### Given problem
For each line of the data below that holds "page", copy the line.

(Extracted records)
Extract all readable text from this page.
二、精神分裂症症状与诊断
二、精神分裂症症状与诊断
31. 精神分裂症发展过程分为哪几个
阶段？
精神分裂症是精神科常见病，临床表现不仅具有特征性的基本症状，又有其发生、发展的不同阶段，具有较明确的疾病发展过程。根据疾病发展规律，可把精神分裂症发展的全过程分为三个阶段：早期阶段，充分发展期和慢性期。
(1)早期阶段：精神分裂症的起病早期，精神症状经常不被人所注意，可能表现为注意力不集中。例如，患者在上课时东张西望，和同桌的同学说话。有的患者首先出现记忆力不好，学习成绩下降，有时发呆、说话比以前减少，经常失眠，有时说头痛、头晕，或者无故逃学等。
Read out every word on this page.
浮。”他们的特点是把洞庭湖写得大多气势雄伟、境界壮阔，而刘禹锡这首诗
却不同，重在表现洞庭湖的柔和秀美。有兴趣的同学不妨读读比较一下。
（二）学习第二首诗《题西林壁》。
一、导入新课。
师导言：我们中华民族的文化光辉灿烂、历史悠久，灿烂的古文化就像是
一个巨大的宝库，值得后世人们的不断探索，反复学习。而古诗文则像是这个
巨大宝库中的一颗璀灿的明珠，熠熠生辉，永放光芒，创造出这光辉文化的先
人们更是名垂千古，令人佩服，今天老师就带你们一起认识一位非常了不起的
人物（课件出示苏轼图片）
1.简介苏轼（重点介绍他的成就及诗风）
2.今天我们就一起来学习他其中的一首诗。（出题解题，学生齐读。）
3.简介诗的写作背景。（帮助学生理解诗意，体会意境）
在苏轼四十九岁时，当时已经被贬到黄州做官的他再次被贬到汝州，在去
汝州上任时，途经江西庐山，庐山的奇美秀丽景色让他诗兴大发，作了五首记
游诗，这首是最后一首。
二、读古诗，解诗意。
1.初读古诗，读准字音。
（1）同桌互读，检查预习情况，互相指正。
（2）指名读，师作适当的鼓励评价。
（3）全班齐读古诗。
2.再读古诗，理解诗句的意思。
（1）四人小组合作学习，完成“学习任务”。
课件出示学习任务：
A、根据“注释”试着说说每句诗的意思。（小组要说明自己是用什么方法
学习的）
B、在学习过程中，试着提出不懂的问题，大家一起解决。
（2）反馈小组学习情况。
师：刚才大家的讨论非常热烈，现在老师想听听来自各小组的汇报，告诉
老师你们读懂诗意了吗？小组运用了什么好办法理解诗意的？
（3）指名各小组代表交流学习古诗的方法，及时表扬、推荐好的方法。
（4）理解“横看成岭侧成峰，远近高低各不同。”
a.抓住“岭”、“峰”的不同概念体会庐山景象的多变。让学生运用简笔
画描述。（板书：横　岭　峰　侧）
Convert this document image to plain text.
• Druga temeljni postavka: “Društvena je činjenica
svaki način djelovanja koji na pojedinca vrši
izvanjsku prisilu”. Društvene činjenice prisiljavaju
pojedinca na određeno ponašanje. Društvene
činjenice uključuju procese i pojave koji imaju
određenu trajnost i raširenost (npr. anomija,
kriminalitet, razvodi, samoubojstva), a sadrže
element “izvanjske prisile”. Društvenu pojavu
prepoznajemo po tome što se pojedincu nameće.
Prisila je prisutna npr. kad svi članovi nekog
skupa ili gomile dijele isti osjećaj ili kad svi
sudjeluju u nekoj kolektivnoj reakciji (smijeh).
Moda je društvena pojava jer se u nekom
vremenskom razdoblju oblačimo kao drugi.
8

### Task output
Extract all readable text from this page.
Read out every word on this page.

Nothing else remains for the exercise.